▶ **To be done**:
The entries below are to be repeated exactly as they stand.

▶ **Records supplied**:
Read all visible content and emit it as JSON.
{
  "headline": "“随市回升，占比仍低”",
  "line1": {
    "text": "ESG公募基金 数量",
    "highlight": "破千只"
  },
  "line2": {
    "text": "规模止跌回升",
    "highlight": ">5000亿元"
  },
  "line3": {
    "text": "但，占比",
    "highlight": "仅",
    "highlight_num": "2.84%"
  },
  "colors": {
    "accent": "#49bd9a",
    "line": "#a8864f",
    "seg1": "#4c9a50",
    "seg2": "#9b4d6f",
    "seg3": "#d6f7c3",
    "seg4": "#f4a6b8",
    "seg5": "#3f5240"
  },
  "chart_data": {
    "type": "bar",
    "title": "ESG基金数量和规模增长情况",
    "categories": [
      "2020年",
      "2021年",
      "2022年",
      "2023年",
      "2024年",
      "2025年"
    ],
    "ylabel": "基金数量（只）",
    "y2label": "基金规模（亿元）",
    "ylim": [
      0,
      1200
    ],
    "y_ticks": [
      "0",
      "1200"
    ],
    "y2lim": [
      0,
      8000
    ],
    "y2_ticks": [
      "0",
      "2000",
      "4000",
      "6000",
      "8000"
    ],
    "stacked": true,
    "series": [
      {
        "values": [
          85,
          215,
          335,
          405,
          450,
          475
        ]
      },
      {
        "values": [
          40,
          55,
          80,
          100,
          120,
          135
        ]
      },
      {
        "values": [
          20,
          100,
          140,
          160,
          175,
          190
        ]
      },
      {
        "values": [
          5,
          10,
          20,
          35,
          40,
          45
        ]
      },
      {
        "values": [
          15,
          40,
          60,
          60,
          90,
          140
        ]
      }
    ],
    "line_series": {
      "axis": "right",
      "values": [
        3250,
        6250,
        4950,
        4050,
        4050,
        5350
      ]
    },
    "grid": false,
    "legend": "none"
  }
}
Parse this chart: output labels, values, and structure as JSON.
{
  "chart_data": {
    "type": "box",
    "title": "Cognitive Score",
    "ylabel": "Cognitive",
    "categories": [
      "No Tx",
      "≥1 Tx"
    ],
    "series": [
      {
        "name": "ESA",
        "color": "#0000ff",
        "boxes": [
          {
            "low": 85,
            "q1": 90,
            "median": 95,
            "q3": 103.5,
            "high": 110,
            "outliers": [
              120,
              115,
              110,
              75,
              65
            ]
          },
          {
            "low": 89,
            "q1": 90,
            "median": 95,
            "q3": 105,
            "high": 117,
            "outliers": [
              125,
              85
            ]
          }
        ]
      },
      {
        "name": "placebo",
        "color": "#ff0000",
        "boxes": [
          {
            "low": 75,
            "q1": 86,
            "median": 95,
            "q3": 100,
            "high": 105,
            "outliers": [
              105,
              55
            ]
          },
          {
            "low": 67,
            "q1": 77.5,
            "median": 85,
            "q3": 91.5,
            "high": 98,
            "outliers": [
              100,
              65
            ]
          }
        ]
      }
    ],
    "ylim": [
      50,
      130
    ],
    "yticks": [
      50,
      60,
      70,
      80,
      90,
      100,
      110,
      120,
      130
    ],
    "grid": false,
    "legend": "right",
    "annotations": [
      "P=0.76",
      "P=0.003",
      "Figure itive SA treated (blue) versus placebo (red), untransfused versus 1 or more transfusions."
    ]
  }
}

▶ **Correct response**:
Read all visible content and emit it as JSON.
{
  "headline": "“随市回升，占比仍低”",
  "line1": {
    "text": "ESG公募基金 数量",
    "highlight": "破千只"
  },
  "line2": {
    "text": "规模止跌回升",
    "highlight": ">5000亿元"
  },
  "line3": {
    "text": "但，占比",
    "highlight": "仅",
    "highlight_num": "2.84%"
  },
  "colors": {
    "accent": "#49bd9a",
    "line": "#a8864f",
    "seg1": "#4c9a50",
    "seg2": "#9b4d6f",
    "seg3": "#d6f7c3",
    "seg4": "#f4a6b8",
    "seg5": "#3f5240"
  },
  "chart_data": {
    "type": "bar",
    "title": "ESG基金数量和规模增长情况",
    "categories": [
      "2020年",
      "2021年",
      "2022年",
      "2023年",
      "2024年",
      "2025年"
    ],
    "ylabel": "基金数量（只）",
    "y2label": "基金规模（亿元）",
    "ylim": [
      0,
      1200
    ],
    "y_ticks": [
      "0",
      "1200"
    ],
    "y2lim": [
      0,
      8000
    ],
    "y2_ticks": [
      "0",
      "2000",
      "4000",
      "6000",
      "8000"
    ],
    "stacked": true,
    "series": [
      {
        "values": [
          85,
          215,
          335,
          405,
          450,
          475
        ]
      },
      {
        "values": [
          40,
          55,
          80,
          100,
          120,
          135
        ]
      },
      {
        "values": [
          20,
          100,
          140,
          160,
          175,
          190
        ]
      },
      {
        "values": [
          5,
          10,
          20,
          35,
          40,
          45
        ]
      },
      {
        "values": [
          15,
          40,
          60,
          60,
          90,
          140
        ]
      }
    ],
    "line_series": {
      "axis": "right",
      "values": [
        3250,
        6250,
        4950,
        4050,
        4050,
        5350
      ]
    },
    "grid": false,
    "legend": "none"
  }
}
Parse this chart: output labels, values, and structure as JSON.
{
  "chart_data": {
    "type": "box",
    "title": "Cognitive Score",
    "ylabel": "Cognitive",
    "categories": [
      "No Tx",
      "≥1 Tx"
    ],
    "series": [
      {
        "name": "ESA",
        "color": "#0000ff",
        "boxes": [
          {
            "low": 85,
            "q1": 90,
            "median": 95,
            "q3": 103.5,
            "high": 110,
            "outliers": [
              120,
              115,
              110,
              75,
              65
            ]
          },
          {
            "low": 89,
            "q1": 90,
            "median": 95,
            "q3": 105,
            "high": 117,
            "outliers": [
              125,
              85
            ]
          }
        ]
      },
      {
        "name": "placebo",
        "color": "#ff0000",
        "boxes": [
          {
            "low": 75,
            "q1": 86,
            "median": 95,
            "q3": 100,
            "high": 105,
            "outliers": [
              105,
              55
            ]
          },
          {
            "low": 67,
            "q1": 77.5,
            "median": 85,
            "q3": 91.5,
            "high": 98,
            "outliers": [
              100,
              65
            ]
          }
        ]
      }
    ],
    "ylim": [
      50,
      130
    ],
    "yticks": [
      50,
      60,
      70,
      80,
      90,
      100,
      110,
      120,
      130
    ],
    "grid": false,
    "legend": "right",
    "annotations": [
      "P=0.76",
      "P=0.003",
      "Figure itive SA treated (blue) versus placebo (red), untransfused versus 1 or more transfusions."
    ]
  }
}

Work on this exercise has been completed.